* WHAT YOU SHOULD DO:
Give back each entry unchanged, minus pictures.
##########
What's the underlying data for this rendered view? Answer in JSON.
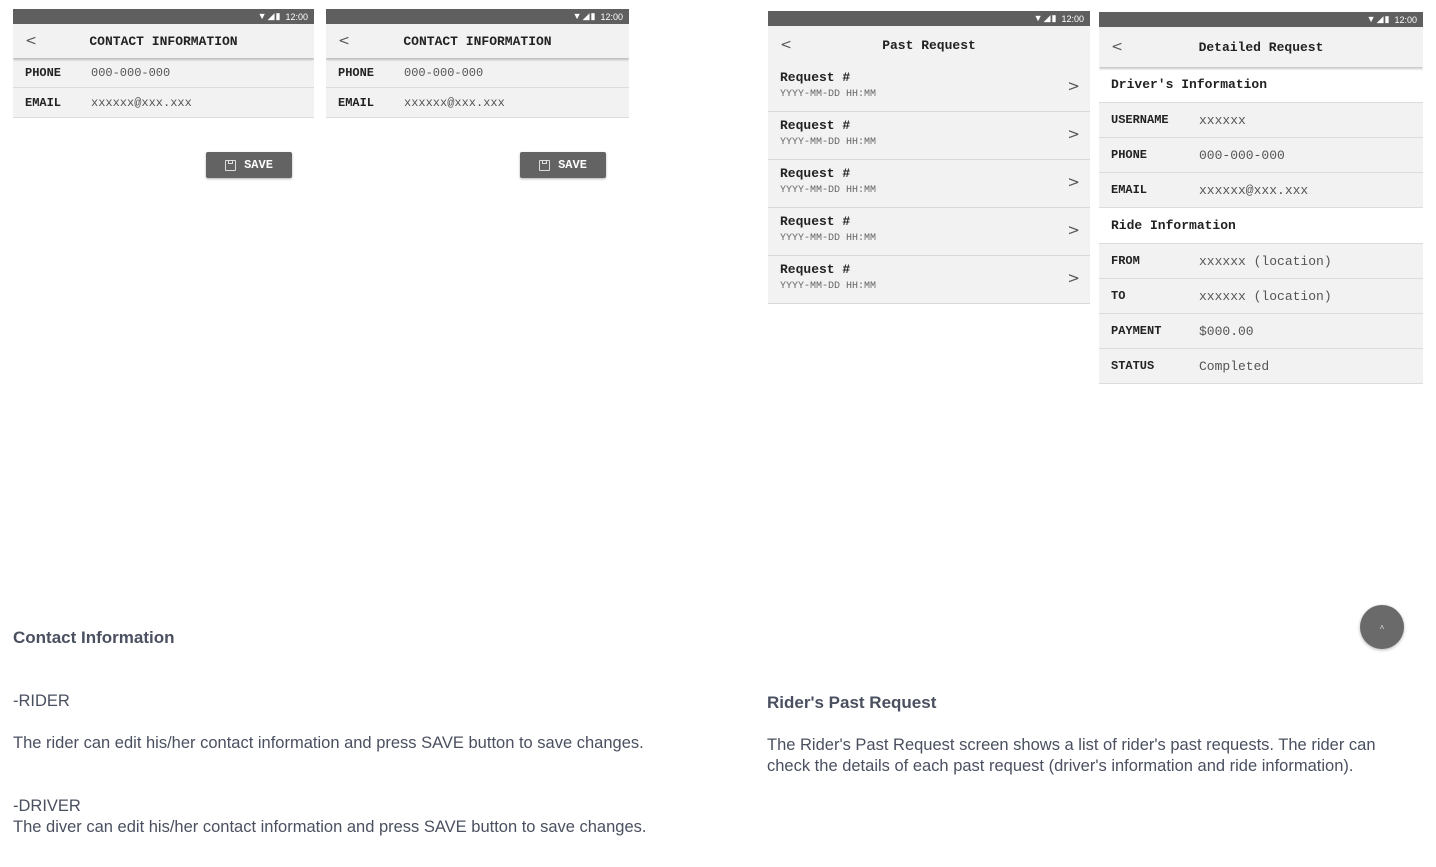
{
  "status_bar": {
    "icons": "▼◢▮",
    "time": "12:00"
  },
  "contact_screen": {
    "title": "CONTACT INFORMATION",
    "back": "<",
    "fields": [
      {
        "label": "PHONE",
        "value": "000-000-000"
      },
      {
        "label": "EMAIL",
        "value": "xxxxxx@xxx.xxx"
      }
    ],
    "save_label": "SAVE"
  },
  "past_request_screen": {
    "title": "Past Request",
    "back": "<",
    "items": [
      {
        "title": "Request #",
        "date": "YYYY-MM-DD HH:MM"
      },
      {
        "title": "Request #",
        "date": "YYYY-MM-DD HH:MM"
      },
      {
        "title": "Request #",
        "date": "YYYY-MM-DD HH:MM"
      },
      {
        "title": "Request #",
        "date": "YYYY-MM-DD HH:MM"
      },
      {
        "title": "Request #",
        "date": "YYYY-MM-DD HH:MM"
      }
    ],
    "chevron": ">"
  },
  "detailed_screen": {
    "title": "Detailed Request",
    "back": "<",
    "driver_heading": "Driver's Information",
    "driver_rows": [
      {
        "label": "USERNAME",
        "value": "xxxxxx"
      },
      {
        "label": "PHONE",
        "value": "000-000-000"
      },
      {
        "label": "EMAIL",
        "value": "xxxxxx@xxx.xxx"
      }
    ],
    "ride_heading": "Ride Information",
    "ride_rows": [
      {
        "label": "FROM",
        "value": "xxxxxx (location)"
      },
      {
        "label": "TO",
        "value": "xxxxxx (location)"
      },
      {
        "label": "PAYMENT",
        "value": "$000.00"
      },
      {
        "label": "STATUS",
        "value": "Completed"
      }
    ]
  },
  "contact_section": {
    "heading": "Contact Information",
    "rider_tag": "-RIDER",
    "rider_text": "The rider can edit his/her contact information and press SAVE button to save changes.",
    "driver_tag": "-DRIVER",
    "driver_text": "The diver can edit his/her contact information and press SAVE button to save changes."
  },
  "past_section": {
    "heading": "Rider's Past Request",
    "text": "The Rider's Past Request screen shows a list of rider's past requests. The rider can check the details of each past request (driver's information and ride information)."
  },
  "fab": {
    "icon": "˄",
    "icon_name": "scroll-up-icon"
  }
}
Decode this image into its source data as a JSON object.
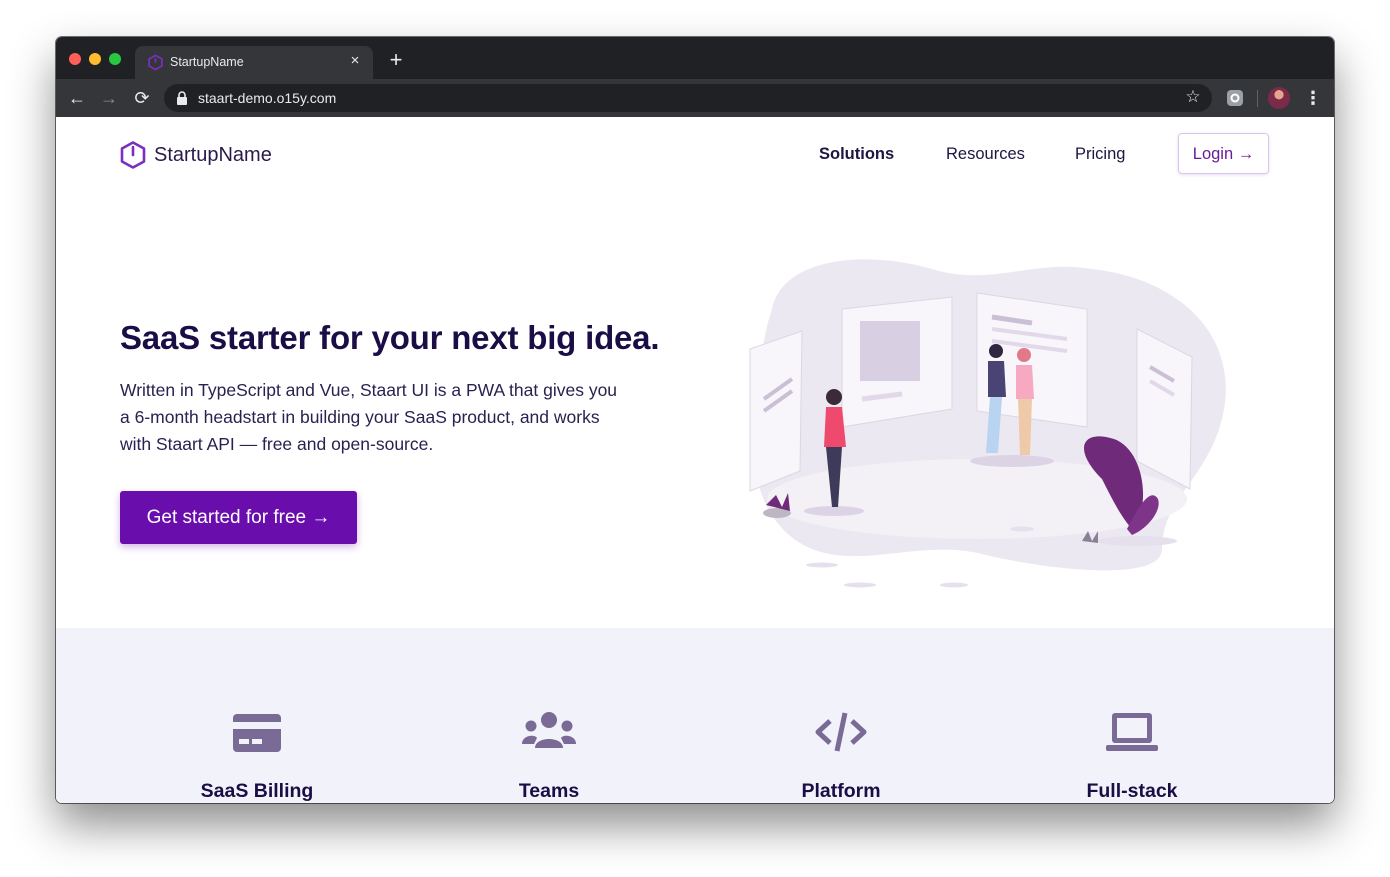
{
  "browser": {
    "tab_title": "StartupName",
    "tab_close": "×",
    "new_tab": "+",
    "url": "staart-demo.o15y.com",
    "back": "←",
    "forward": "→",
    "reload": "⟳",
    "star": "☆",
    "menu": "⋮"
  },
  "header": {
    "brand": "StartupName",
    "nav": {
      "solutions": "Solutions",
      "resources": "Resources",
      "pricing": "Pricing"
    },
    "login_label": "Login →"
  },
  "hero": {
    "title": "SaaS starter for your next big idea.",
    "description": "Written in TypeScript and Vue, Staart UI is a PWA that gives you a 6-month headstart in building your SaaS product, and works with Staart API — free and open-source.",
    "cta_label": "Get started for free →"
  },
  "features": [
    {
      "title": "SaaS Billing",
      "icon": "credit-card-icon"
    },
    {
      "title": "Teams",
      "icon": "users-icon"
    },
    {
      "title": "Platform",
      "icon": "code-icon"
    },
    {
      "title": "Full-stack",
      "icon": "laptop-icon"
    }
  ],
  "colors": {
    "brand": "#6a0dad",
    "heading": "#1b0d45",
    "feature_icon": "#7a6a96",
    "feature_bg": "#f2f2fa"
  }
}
##########
* CORRECT RESPONSE:
What's the underlying data for this rendered view? Answer in JSON.
{
  "status_bar": {
    "icons": "▼◢▮",
    "time": "12:00"
  },
  "contact_screen": {
    "title": "CONTACT INFORMATION",
    "back": "<",
    "fields": [
      {
        "label": "PHONE",
        "value": "000-000-000"
      },
      {
        "label": "EMAIL",
        "value": "xxxxxx@xxx.xxx"
      }
    ],
    "save_label": "SAVE"
  },
  "past_request_screen": {
    "title": "Past Request",
    "back": "<",
    "items": [
      {
        "title": "Request #",
        "date": "YYYY-MM-DD HH:MM"
      },
      {
        "title": "Request #",
        "date": "YYYY-MM-DD HH:MM"
      },
      {
        "title": "Request #",
        "date": "YYYY-MM-DD HH:MM"
      },
      {
        "title": "Request #",
        "date": "YYYY-MM-DD HH:MM"
      },
      {
        "title": "Request #",
        "date": "YYYY-MM-DD HH:MM"
      }
    ],
    "chevron": ">"
  },
  "detailed_screen": {
    "title": "Detailed Request",
    "back": "<",
    "driver_heading": "Driver's Information",
    "driver_rows": [
      {
        "label": "USERNAME",
        "value": "xxxxxx"
      },
      {
        "label": "PHONE",
        "value": "000-000-000"
      },
      {
        "label": "EMAIL",
        "value": "xxxxxx@xxx.xxx"
      }
    ],
    "ride_heading": "Ride Information",
    "ride_rows": [
      {
        "label": "FROM",
        "value": "xxxxxx (location)"
      },
      {
        "label": "TO",
        "value": "xxxxxx (location)"
      },
      {
        "label": "PAYMENT",
        "value": "$000.00"
      },
      {
        "label": "STATUS",
        "value": "Completed"
      }
    ]
  },
  "contact_section": {
    "heading": "Contact Information",
    "rider_tag": "-RIDER",
    "rider_text": "The rider can edit his/her contact information and press SAVE button to save changes.",
    "driver_tag": "-DRIVER",
    "driver_text": "The diver can edit his/her contact information and press SAVE button to save changes."
  },
  "past_section": {
    "heading": "Rider's Past Request",
    "text": "The Rider's Past Request screen shows a list of rider's past requests. The rider can check the details of each past request (driver's information and ride information)."
  },
  "fab": {
    "icon": "˄",
    "icon_name": "scroll-up-icon"
  }
}
Decode this image into its source data as a JSON object.
{
  "browser": {
    "tab_title": "StartupName",
    "tab_close": "×",
    "new_tab": "+",
    "url": "staart-demo.o15y.com",
    "back": "←",
    "forward": "→",
    "reload": "⟳",
    "star": "☆",
    "menu": "⋮"
  },
  "header": {
    "brand": "StartupName",
    "nav": {
      "solutions": "Solutions",
      "resources": "Resources",
      "pricing": "Pricing"
    },
    "login_label": "Login →"
  },
  "hero": {
    "title": "SaaS starter for your next big idea.",
    "description": "Written in TypeScript and Vue, Staart UI is a PWA that gives you a 6-month headstart in building your SaaS product, and works with Staart API — free and open-source.",
    "cta_label": "Get started for free →"
  },
  "features": [
    {
      "title": "SaaS Billing",
      "icon": "credit-card-icon"
    },
    {
      "title": "Teams",
      "icon": "users-icon"
    },
    {
      "title": "Platform",
      "icon": "code-icon"
    },
    {
      "title": "Full-stack",
      "icon": "laptop-icon"
    }
  ],
  "colors": {
    "brand": "#6a0dad",
    "heading": "#1b0d45",
    "feature_icon": "#7a6a96",
    "feature_bg": "#f2f2fa"
  }
}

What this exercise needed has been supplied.